§ Written instruction
Print exactly the lines from the one containing "Read out every word on this page." through the last line of the listing, both included.

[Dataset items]
-=-=-

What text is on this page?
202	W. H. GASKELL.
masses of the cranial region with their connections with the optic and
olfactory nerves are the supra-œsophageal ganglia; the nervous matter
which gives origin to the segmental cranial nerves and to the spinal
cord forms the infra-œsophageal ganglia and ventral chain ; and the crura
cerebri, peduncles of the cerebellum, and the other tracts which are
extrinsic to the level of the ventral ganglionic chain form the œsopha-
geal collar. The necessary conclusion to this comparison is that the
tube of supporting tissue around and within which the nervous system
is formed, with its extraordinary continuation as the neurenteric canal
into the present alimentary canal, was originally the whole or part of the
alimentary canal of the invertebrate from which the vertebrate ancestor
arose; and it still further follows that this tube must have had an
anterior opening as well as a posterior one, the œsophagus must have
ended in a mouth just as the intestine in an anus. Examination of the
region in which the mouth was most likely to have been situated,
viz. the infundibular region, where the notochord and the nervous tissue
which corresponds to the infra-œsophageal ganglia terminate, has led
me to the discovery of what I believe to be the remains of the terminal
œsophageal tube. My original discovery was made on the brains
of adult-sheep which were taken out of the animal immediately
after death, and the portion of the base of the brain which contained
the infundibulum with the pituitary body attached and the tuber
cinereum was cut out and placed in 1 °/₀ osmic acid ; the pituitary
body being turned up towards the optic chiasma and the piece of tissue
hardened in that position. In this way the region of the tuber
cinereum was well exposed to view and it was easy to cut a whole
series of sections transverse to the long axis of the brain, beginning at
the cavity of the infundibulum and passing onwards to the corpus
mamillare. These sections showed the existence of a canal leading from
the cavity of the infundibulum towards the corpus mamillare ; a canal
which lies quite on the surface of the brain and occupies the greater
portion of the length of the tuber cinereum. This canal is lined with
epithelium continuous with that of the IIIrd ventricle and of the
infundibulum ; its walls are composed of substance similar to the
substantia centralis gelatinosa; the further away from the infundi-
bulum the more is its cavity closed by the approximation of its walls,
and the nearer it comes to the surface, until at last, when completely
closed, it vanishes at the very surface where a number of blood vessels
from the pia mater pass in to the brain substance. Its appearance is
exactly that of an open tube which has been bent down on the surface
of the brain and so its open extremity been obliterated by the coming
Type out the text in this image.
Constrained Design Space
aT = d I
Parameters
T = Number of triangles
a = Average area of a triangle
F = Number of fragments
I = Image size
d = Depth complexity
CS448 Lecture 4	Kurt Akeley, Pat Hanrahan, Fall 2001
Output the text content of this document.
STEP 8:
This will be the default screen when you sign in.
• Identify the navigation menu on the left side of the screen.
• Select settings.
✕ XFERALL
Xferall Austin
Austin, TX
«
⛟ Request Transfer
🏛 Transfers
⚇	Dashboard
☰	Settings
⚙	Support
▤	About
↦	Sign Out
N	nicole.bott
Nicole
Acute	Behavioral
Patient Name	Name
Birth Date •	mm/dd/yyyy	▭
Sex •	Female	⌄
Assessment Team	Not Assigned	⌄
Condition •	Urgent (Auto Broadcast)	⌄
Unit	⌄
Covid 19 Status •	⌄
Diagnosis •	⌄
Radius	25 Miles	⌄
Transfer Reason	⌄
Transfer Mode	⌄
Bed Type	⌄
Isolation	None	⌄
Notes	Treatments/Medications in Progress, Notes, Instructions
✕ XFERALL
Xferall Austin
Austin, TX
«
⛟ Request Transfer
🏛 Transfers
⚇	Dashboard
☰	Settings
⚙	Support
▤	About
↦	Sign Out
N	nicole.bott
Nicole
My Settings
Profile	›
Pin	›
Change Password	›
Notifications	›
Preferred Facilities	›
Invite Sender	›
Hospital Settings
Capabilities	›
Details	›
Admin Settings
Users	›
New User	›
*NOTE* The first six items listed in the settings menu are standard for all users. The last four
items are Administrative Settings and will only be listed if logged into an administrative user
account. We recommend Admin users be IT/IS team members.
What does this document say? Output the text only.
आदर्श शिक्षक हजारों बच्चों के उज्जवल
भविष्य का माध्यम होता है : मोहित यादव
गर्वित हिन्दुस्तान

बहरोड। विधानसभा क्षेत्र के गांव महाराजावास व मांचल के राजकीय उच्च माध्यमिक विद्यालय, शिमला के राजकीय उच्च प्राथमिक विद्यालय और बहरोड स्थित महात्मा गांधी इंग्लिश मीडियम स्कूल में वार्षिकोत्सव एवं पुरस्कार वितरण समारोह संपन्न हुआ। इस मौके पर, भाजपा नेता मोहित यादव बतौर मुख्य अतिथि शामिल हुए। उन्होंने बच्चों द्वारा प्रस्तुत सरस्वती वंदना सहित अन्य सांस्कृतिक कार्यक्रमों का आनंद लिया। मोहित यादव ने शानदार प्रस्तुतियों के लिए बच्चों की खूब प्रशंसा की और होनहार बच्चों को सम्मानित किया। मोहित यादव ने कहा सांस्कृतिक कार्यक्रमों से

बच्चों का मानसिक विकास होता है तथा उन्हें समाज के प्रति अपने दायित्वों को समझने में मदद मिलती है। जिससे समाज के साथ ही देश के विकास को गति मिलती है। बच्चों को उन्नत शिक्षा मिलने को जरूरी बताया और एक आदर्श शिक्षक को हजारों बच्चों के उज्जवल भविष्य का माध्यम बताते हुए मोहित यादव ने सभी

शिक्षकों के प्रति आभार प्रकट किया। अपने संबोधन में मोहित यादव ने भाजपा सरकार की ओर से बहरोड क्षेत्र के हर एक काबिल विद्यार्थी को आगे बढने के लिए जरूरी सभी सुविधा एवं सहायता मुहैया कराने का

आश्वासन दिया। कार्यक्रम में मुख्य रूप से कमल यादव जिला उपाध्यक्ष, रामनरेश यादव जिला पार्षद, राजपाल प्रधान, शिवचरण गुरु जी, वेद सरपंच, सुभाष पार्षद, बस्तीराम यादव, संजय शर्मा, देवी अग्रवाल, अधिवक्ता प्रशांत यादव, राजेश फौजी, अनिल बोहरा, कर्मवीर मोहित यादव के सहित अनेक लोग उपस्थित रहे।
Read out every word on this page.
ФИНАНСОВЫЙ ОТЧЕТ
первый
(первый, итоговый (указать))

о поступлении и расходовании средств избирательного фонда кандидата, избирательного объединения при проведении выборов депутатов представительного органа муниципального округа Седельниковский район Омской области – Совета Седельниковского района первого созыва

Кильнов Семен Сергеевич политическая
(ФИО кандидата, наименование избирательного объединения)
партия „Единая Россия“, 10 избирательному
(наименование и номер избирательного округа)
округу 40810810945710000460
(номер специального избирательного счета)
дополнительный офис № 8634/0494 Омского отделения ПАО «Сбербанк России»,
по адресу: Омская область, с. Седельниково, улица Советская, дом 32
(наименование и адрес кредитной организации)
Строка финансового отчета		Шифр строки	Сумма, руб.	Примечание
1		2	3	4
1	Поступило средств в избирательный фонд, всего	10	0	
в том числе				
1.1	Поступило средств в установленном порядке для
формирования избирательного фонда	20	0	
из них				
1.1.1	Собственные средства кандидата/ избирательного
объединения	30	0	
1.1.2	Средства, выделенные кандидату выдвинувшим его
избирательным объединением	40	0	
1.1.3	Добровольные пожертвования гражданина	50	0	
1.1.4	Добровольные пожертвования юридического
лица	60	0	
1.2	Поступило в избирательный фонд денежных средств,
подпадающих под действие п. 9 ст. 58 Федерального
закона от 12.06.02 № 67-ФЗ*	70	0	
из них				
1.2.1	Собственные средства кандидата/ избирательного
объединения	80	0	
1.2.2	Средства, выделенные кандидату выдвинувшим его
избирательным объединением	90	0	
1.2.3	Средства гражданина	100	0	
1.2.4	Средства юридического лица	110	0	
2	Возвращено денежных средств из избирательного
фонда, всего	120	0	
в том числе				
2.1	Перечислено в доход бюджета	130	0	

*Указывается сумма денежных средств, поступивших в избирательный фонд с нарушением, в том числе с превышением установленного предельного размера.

-=-=-

§ The output
Read out every word on this page.
ФИНАНСОВЫЙ ОТЧЕТ
первый
(первый, итоговый (указать))

о поступлении и расходовании средств избирательного фонда кандидата, избирательного объединения при проведении выборов депутатов представительного органа муниципального округа Седельниковский район Омской области – Совета Седельниковского района первого созыва

Кильнов Семен Сергеевич политическая
(ФИО кандидата, наименование избирательного объединения)
партия „Единая Россия“, 10 избирательному
(наименование и номер избирательного округа)
округу 40810810945710000460
(номер специального избирательного счета)
дополнительный офис № 8634/0494 Омского отделения ПАО «Сбербанк России»,
по адресу: Омская область, с. Седельниково, улица Советская, дом 32
(наименование и адрес кредитной организации)
Строка финансового отчета		Шифр строки	Сумма, руб.	Примечание
1		2	3	4
1	Поступило средств в избирательный фонд, всего	10	0	
в том числе				
1.1	Поступило средств в установленном порядке для
формирования избирательного фонда	20	0	
из них				
1.1.1	Собственные средства кандидата/ избирательного
объединения	30	0	
1.1.2	Средства, выделенные кандидату выдвинувшим его
избирательным объединением	40	0	
1.1.3	Добровольные пожертвования гражданина	50	0	
1.1.4	Добровольные пожертвования юридического
лица	60	0	
1.2	Поступило в избирательный фонд денежных средств,
подпадающих под действие п. 9 ст. 58 Федерального
закона от 12.06.02 № 67-ФЗ*	70	0	
из них				
1.2.1	Собственные средства кандидата/ избирательного
объединения	80	0	
1.2.2	Средства, выделенные кандидату выдвинувшим его
избирательным объединением	90	0	
1.2.3	Средства гражданина	100	0	
1.2.4	Средства юридического лица	110	0	
2	Возвращено денежных средств из избирательного
фонда, всего	120	0	
в том числе				
2.1	Перечислено в доход бюджета	130	0	

*Указывается сумма денежных средств, поступивших в избирательный фонд с нарушением, в том числе с превышением установленного предельного размера.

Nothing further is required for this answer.